Recorded data>
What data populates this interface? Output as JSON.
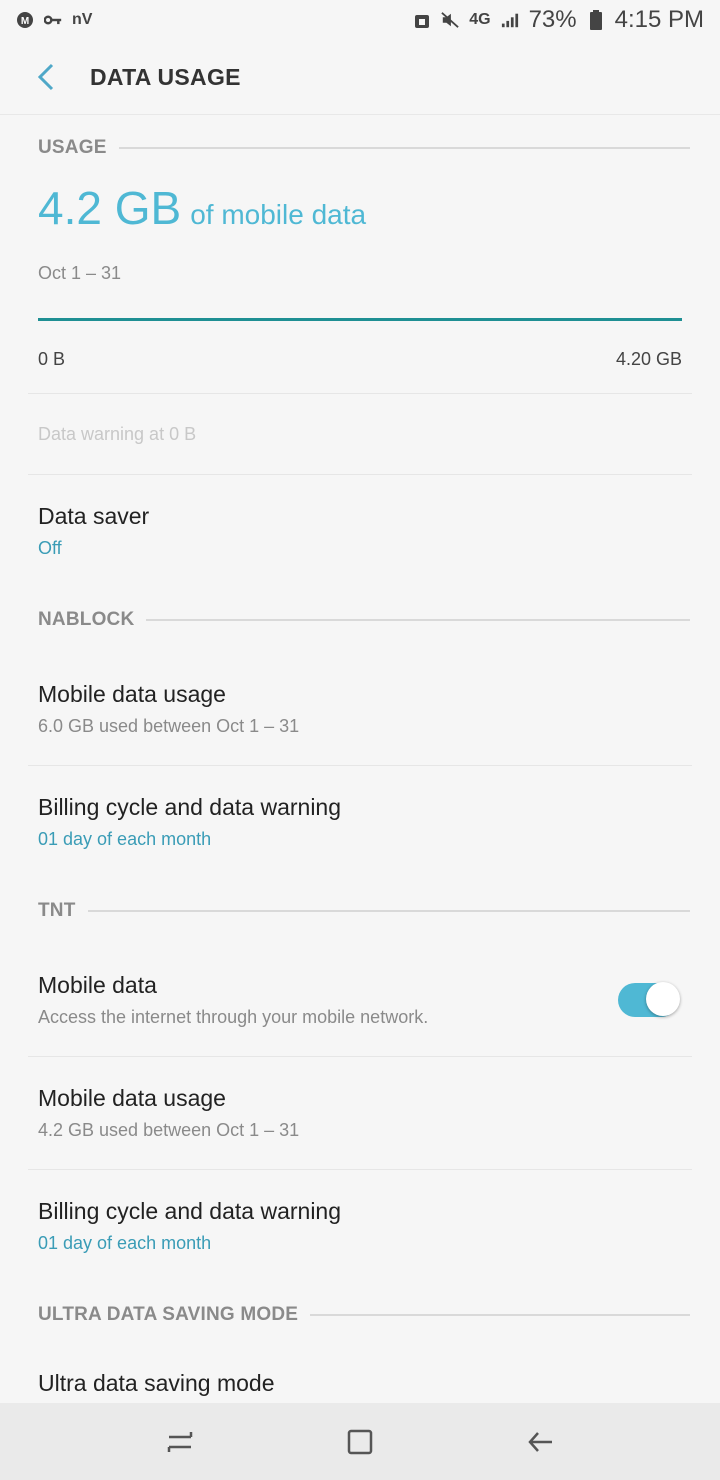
{
  "status_bar": {
    "left_icons": [
      "m-icon",
      "key-icon"
    ],
    "left_text": "nV",
    "network": "4G",
    "battery": "73%",
    "time": "4:15 PM"
  },
  "app_bar": {
    "title": "DATA USAGE"
  },
  "usage": {
    "section_label": "USAGE",
    "amount": "4.2 GB",
    "unit_label": "of mobile data",
    "range": "Oct 1 – 31",
    "scale_min": "0 B",
    "scale_max": "4.20 GB",
    "warning": "Data warning at 0 B"
  },
  "data_saver": {
    "title": "Data saver",
    "status": "Off"
  },
  "nablock": {
    "section_label": "NABLOCK",
    "usage_title": "Mobile data usage",
    "usage_sub": "6.0 GB used between Oct 1 – 31",
    "billing_title": "Billing cycle and data warning",
    "billing_sub": "01 day of each month"
  },
  "tnt": {
    "section_label": "TNT",
    "mobile_data_title": "Mobile data",
    "mobile_data_sub": "Access the internet through your mobile network.",
    "mobile_data_enabled": true,
    "usage_title": "Mobile data usage",
    "usage_sub": "4.2 GB used between Oct 1 – 31",
    "billing_title": "Billing cycle and data warning",
    "billing_sub": "01 day of each month"
  },
  "ultra": {
    "section_label": "ULTRA DATA SAVING MODE",
    "title": "Ultra data saving mode"
  },
  "colors": {
    "accent": "#4fb8d4",
    "link": "#3a9cb6",
    "bar": "#1e8f93"
  }
}
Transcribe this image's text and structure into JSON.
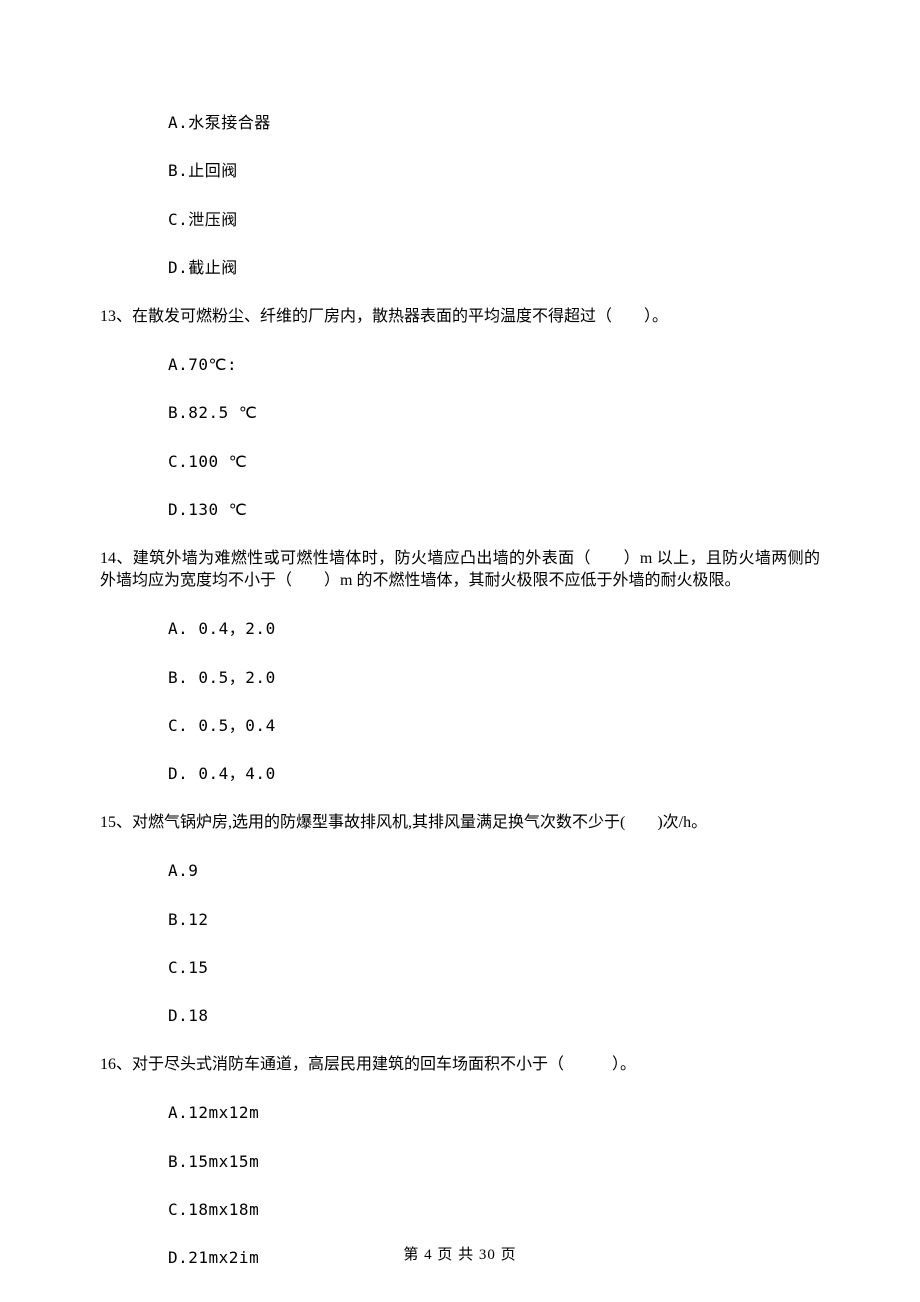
{
  "q12": {
    "options": {
      "A": "A.水泵接合器",
      "B": "B.止回阀",
      "C": "C.泄压阀",
      "D": "D.截止阀"
    }
  },
  "q13": {
    "text": "13、在散发可燃粉尘、纤维的厂房内，散热器表面的平均温度不得超过（　　）。",
    "options": {
      "A": "A.70℃:",
      "B": "B.82.5 ℃",
      "C": "C.100 ℃",
      "D": "D.130 ℃"
    }
  },
  "q14": {
    "text": "14、建筑外墙为难燃性或可燃性墙体时，防火墙应凸出墙的外表面（　　）m 以上，且防火墙两侧的外墙均应为宽度均不小于（　　）m 的不燃性墙体，其耐火极限不应低于外墙的耐火极限。",
    "options": {
      "A": "A. 0.4，2.0",
      "B": "B. 0.5，2.0",
      "C": "C. 0.5，0.4",
      "D": "D. 0.4，4.0"
    }
  },
  "q15": {
    "text": "15、对燃气锅炉房,选用的防爆型事故排风机,其排风量满足换气次数不少于(　　)次/h。",
    "options": {
      "A": "A.9",
      "B": "B.12",
      "C": "C.15",
      "D": "D.18"
    }
  },
  "q16": {
    "text": "16、对于尽头式消防车通道，高层民用建筑的回车场面积不小于（　　　）。",
    "options": {
      "A": "A.12mx12m",
      "B": "B.15mx15m",
      "C": "C.18mx18m",
      "D": "D.21mx2im"
    }
  },
  "footer": "第 4 页 共 30 页"
}
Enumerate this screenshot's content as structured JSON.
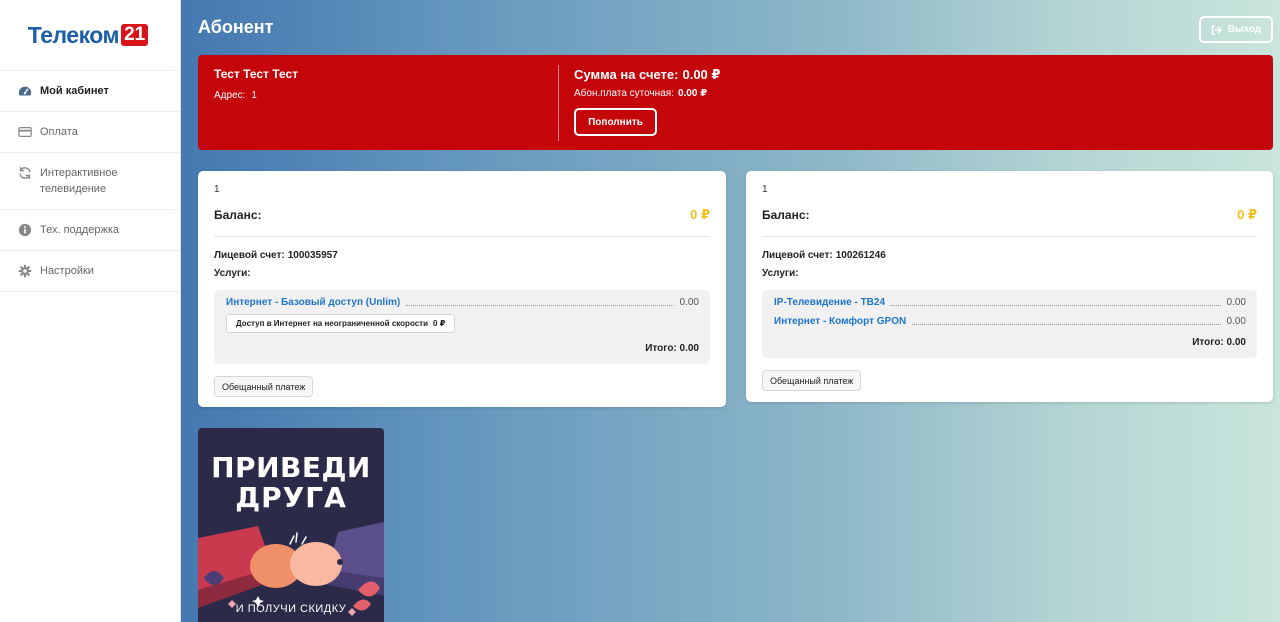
{
  "logo": {
    "text": "Телеком",
    "badge": "21"
  },
  "sidebar": {
    "items": [
      {
        "label": "Мой кабинет",
        "icon": "dashboard-icon",
        "active": true
      },
      {
        "label": "Оплата",
        "icon": "credit-card-icon",
        "active": false
      },
      {
        "label": "Интерактивное телевидение",
        "icon": "refresh-icon",
        "active": false
      },
      {
        "label": "Тех. поддержка",
        "icon": "info-icon",
        "active": false
      },
      {
        "label": "Настройки",
        "icon": "gear-icon",
        "active": false
      }
    ]
  },
  "header": {
    "title": "Абонент",
    "logout_label": "Выход"
  },
  "summary": {
    "name": "Тест Тест Тест",
    "address_label": "Адрес:",
    "address_value": "1",
    "sum_label": "Сумма на счете:",
    "sum_value": "0.00 ₽",
    "daily_label": "Абон.плата суточная:",
    "daily_value": "0.00 ₽",
    "topup_label": "Пополнить"
  },
  "accounts": [
    {
      "number": "1",
      "balance_label": "Баланс:",
      "balance_value": "0 ₽",
      "account_label": "Лицевой счет:",
      "account_value": "100035957",
      "services_label": "Услуги:",
      "services": [
        {
          "name": "Интернет - Базовый доступ (Unlim)",
          "price": "0.00"
        }
      ],
      "chip_label": "Доступ в Интернет на неограниченной скорости",
      "chip_value": "0 ₽",
      "total": "Итого: 0.00",
      "promise_label": "Обещанный платеж"
    },
    {
      "number": "1",
      "balance_label": "Баланс:",
      "balance_value": "0 ₽",
      "account_label": "Лицевой счет:",
      "account_value": "100261246",
      "services_label": "Услуги:",
      "services": [
        {
          "name": "IP-Телевидение - ТВ24",
          "price": "0.00"
        },
        {
          "name": "Интернет - Комфорт GPON",
          "price": "0.00"
        }
      ],
      "total": "Итого: 0.00",
      "promise_label": "Обещанный платеж"
    }
  ],
  "promo": {
    "line1": "ПРИВЕДИ",
    "line2": "ДРУГА",
    "subtitle": "И ПОЛУЧИ СКИДКУ"
  },
  "colors": {
    "accent_red": "#c4060b",
    "link_blue": "#1f74c9",
    "balance_yellow": "#f3bf19",
    "logo_blue": "#1c5fa8"
  }
}
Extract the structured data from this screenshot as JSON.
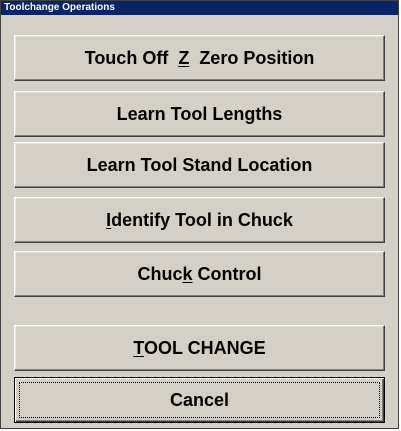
{
  "window": {
    "title": "Toolchange Operations"
  },
  "buttons": [
    {
      "pre": "Touch Off  ",
      "ul": "Z",
      "post": "  Zero Position"
    },
    {
      "pre": "Learn Tool Lengths",
      "ul": "",
      "post": ""
    },
    {
      "pre": "Learn Tool Stand Location",
      "ul": "",
      "post": ""
    },
    {
      "pre": "",
      "ul": "I",
      "post": "dentify Tool in Chuck"
    },
    {
      "pre": "Chuc",
      "ul": "k",
      "post": " Control"
    },
    {
      "pre": "",
      "ul": "T",
      "post": "OOL CHANGE"
    },
    {
      "pre": "Cancel",
      "ul": "",
      "post": ""
    }
  ],
  "colors": {
    "titlebar": "#0a246a",
    "face": "#d4d0c8"
  }
}
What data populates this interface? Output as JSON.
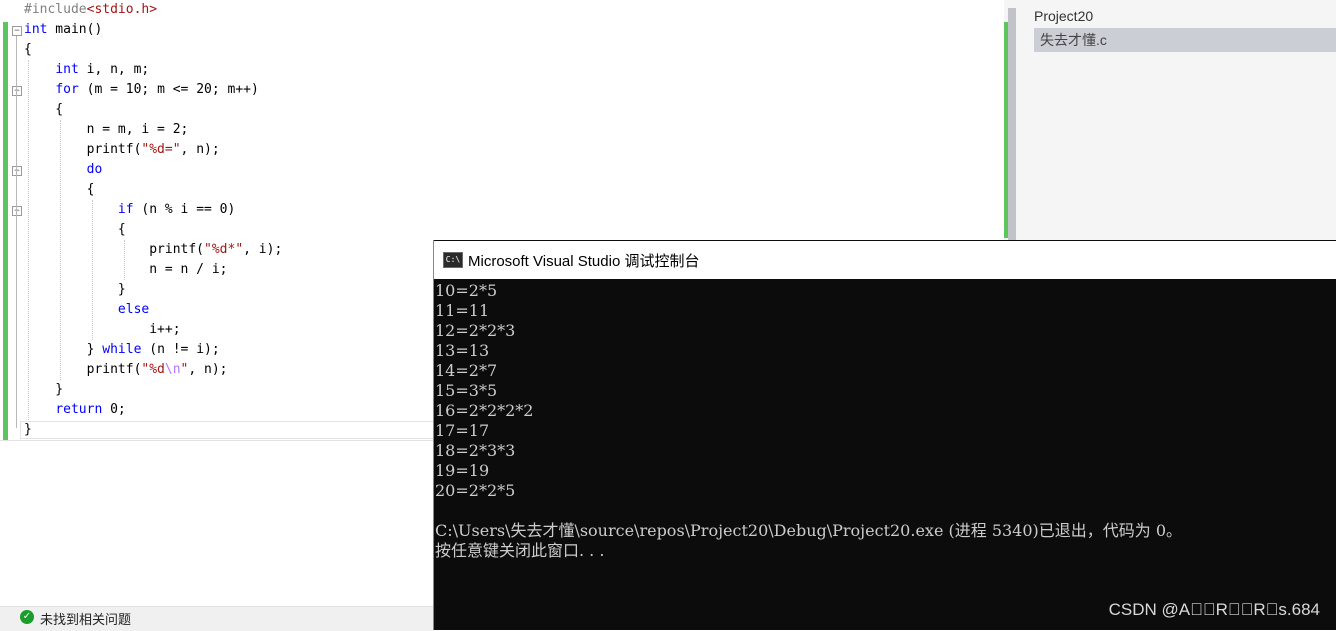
{
  "editor": {
    "lines": [
      [
        {
          "t": "#include",
          "c": "pp"
        },
        {
          "t": "<stdio.h>",
          "c": "inc"
        }
      ],
      [
        {
          "t": "int",
          "c": "kw"
        },
        {
          "t": " main()"
        }
      ],
      [
        {
          "t": "{"
        }
      ],
      [
        {
          "t": "    "
        },
        {
          "t": "int",
          "c": "kw"
        },
        {
          "t": " i, n, m;"
        }
      ],
      [
        {
          "t": "    "
        },
        {
          "t": "for",
          "c": "kw"
        },
        {
          "t": " (m = 10; m <= 20; m++)"
        }
      ],
      [
        {
          "t": "    {"
        }
      ],
      [
        {
          "t": "        n = m, i = 2;"
        }
      ],
      [
        {
          "t": "        printf("
        },
        {
          "t": "\"%d=\"",
          "c": "str"
        },
        {
          "t": ", n);"
        }
      ],
      [
        {
          "t": "        "
        },
        {
          "t": "do",
          "c": "kw"
        }
      ],
      [
        {
          "t": "        {"
        }
      ],
      [
        {
          "t": "            "
        },
        {
          "t": "if",
          "c": "kw"
        },
        {
          "t": " (n % i == 0)"
        }
      ],
      [
        {
          "t": "            {"
        }
      ],
      [
        {
          "t": "                printf("
        },
        {
          "t": "\"%d*\"",
          "c": "str"
        },
        {
          "t": ", i);"
        }
      ],
      [
        {
          "t": "                n = n / i;"
        }
      ],
      [
        {
          "t": "            }"
        }
      ],
      [
        {
          "t": "            "
        },
        {
          "t": "else",
          "c": "kw"
        }
      ],
      [
        {
          "t": "                i++;"
        }
      ],
      [
        {
          "t": "        } "
        },
        {
          "t": "while",
          "c": "kw"
        },
        {
          "t": " (n != i);"
        }
      ],
      [
        {
          "t": "        printf("
        },
        {
          "t": "\"%d",
          "c": "str"
        },
        {
          "t": "\\n",
          "c": "esc"
        },
        {
          "t": "\"",
          "c": "str"
        },
        {
          "t": ", n);"
        }
      ],
      [
        {
          "t": "    }"
        }
      ],
      [
        {
          "t": "    "
        },
        {
          "t": "return",
          "c": "kw"
        },
        {
          "t": " 0;"
        }
      ],
      [
        {
          "t": "}"
        }
      ]
    ]
  },
  "solution": {
    "project": "Project20",
    "file": "失去才懂.c"
  },
  "status": {
    "text": "未找到相关问题"
  },
  "console": {
    "icon": "C:\\",
    "title": "Microsoft Visual Studio 调试控制台",
    "lines": [
      "10=2*5",
      "11=11",
      "12=2*2*3",
      "13=13",
      "14=2*7",
      "15=3*5",
      "16=2*2*2*2",
      "17=17",
      "18=2*3*3",
      "19=19",
      "20=2*2*5",
      "",
      "C:\\Users\\失去才懂\\source\\repos\\Project20\\Debug\\Project20.exe (进程 5340)已退出，代码为 0。",
      "按任意键关闭此窗口. . ."
    ]
  },
  "watermark": "CSDN @A\u0000\u0000R\u0000\u0000R\u0000s.684",
  "colors": {
    "keyword": "#0000ff",
    "string": "#a31515",
    "change_bar": "#5ec45e",
    "console_bg": "#0c0c0c",
    "console_text": "#cccccc"
  },
  "icons": {
    "status": "check-circle-icon",
    "console": "console-app-icon"
  }
}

Task goal> From the data above, gather every line that includes the word "JSON".

Exercise solution>
What data populates this interface? Output as JSON.
Transcribe this image's text and structure into JSON.
Enumerate this screenshot's content as structured JSON.
Extract the structured data from this screenshot as JSON.
What data populates this interface? Output as JSON.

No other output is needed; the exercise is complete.